Recorded data:
▽
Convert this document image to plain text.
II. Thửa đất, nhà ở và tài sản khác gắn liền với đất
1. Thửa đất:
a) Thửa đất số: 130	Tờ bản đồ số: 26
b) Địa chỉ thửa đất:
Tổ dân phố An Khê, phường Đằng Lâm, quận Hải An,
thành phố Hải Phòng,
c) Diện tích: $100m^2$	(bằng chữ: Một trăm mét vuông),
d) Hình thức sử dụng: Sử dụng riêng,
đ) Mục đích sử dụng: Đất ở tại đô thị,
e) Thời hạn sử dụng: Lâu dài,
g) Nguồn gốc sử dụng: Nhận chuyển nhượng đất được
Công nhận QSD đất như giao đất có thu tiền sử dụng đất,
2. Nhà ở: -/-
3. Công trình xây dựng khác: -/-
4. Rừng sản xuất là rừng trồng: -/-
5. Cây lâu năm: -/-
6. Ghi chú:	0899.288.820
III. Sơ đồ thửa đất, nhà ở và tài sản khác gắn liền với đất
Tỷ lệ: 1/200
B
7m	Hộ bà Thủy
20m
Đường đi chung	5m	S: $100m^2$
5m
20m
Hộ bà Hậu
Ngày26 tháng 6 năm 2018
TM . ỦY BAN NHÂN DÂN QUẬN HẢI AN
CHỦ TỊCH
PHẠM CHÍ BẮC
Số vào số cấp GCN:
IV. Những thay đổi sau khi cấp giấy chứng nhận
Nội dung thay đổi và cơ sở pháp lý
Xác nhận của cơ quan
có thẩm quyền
△
* Task objective *
Go through the data above and find the lines with the word "dụng". Copy each of those lines.

* Response for this exercise *
d) Hình thức sử dụng: Sử dụng riêng,
đ) Mục đích sử dụng: Đất ở tại đô thị,
e) Thời hạn sử dụng: Lâu dài,
g) Nguồn gốc sử dụng: Nhận chuyển nhượng đất được
Công nhận QSD đất như giao đất có thu tiền sử dụng đất,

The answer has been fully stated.